═════ Information shown

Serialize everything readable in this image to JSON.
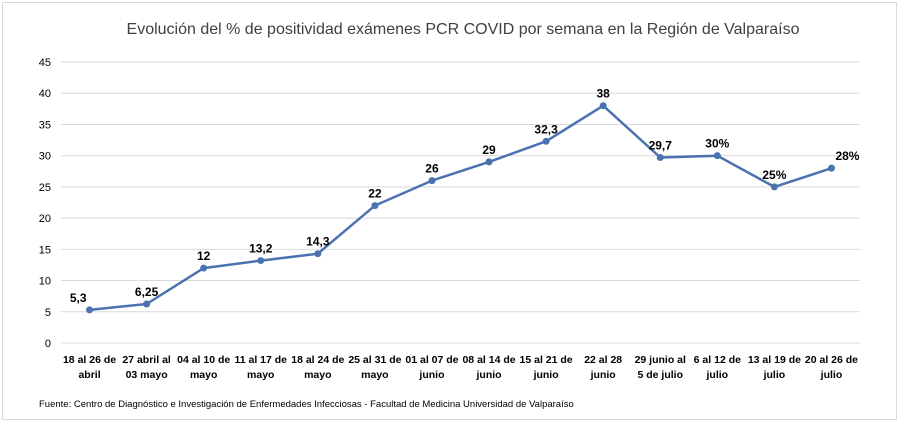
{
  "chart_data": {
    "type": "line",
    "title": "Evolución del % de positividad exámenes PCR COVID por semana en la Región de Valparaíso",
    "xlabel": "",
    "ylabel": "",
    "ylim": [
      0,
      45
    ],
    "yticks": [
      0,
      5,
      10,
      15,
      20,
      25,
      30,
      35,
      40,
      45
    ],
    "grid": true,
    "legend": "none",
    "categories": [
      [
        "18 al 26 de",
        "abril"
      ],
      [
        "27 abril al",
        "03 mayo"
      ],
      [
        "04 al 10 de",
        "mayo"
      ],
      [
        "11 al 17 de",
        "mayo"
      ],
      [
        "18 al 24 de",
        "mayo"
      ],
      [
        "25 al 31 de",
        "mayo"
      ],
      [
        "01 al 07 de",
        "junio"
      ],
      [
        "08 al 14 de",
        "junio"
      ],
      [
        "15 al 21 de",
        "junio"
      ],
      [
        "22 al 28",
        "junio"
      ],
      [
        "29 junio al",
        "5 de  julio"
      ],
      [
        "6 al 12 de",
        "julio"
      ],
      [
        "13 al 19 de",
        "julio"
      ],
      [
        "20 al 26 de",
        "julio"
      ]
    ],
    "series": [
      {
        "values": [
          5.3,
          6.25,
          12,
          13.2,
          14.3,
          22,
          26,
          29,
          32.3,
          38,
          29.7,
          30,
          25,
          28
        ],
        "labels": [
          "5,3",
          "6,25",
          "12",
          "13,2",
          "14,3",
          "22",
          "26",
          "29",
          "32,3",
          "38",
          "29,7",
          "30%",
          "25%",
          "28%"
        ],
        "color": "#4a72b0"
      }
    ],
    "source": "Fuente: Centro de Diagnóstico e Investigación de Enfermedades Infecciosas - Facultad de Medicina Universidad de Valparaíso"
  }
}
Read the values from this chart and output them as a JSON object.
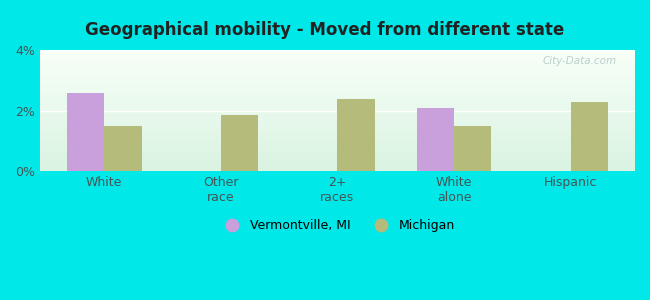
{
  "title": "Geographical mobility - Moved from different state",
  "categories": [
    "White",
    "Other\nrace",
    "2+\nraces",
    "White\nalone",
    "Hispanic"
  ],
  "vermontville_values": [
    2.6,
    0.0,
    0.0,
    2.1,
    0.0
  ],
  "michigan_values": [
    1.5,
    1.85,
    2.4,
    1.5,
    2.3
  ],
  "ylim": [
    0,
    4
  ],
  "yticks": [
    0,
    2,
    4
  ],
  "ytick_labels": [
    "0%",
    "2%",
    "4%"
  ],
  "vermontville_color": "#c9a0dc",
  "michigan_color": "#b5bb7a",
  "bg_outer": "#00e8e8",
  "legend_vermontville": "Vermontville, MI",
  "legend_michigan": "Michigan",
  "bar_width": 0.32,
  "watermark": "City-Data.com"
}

══════════
═════ Information shown

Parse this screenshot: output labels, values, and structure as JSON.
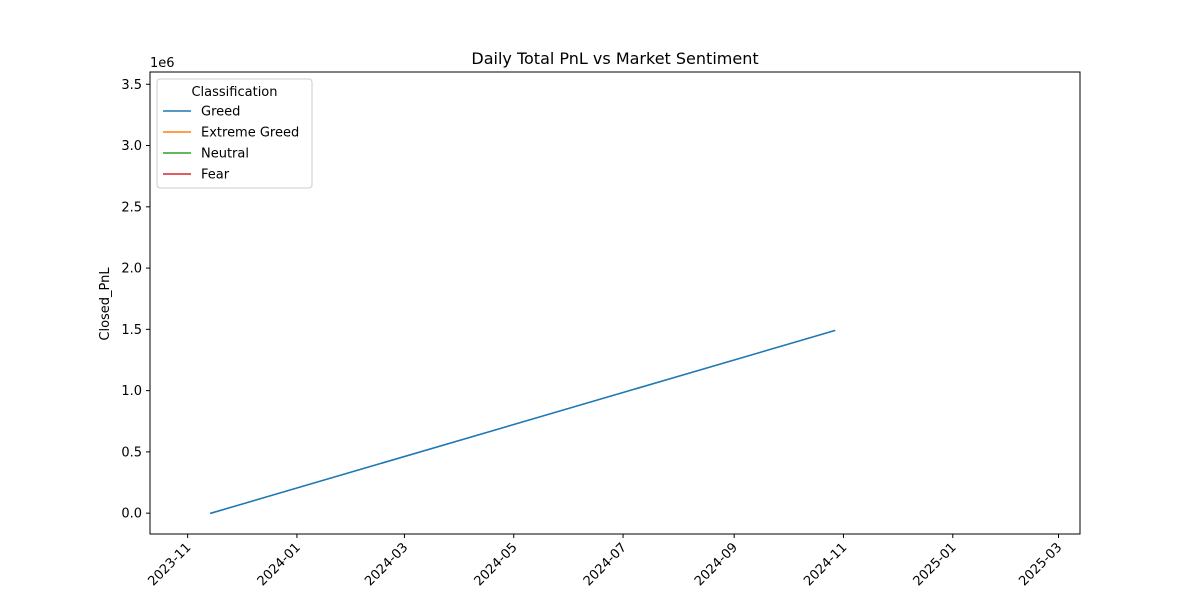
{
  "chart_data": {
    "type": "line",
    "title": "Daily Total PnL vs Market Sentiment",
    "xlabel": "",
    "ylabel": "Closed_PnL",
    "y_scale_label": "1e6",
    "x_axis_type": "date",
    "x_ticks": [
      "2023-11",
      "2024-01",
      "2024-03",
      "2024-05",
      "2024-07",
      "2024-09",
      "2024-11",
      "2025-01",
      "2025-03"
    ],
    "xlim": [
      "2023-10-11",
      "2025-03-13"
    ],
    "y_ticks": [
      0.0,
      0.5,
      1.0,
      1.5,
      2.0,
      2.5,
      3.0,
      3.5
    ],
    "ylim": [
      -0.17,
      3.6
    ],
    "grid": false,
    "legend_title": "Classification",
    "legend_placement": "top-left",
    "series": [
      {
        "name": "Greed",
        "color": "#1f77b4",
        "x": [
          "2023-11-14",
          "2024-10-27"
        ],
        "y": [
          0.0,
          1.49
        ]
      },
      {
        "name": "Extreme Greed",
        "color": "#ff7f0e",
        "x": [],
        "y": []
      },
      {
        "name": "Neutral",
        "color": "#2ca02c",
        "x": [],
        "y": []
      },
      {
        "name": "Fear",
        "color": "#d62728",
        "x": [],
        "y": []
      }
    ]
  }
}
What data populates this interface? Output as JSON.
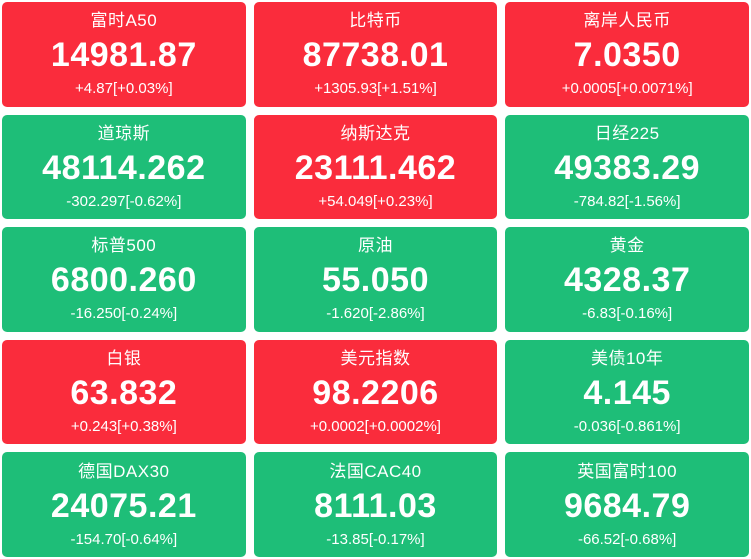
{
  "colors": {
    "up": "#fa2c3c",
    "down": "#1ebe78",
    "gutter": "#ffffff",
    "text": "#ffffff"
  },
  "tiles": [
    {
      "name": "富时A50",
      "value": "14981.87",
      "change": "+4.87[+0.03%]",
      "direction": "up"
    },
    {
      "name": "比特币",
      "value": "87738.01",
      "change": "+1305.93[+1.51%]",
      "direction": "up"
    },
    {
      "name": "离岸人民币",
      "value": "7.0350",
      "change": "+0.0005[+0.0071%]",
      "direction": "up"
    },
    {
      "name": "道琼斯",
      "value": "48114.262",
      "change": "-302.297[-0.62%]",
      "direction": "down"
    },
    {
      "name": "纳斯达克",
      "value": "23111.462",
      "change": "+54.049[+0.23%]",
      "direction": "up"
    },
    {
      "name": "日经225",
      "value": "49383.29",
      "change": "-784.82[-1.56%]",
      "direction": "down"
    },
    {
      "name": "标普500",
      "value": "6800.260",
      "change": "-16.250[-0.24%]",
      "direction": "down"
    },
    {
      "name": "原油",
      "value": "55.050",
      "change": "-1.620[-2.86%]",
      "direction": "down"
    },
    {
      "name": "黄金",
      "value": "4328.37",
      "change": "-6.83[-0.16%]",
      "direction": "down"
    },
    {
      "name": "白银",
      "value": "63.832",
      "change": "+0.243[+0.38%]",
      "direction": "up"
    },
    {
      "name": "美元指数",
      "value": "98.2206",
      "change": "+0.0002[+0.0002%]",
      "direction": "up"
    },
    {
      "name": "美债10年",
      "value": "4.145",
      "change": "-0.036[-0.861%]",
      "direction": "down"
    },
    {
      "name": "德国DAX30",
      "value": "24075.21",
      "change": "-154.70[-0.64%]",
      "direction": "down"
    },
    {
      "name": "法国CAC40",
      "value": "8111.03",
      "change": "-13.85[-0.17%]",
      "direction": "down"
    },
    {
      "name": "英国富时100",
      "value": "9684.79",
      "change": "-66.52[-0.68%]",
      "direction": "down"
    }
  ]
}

══════════

Gather each line in the data that holds the string "Valparaíso".

Exercise answer |
    "title": "Evolución del % de positividad exámenes PCR COVID por semana en la Región de Valparaíso",
    "source": "Fuente: Centro de Diagnóstico e Investigación de Enfermedades Infecciosas - Facultad de Medicina Universidad de Valparaíso"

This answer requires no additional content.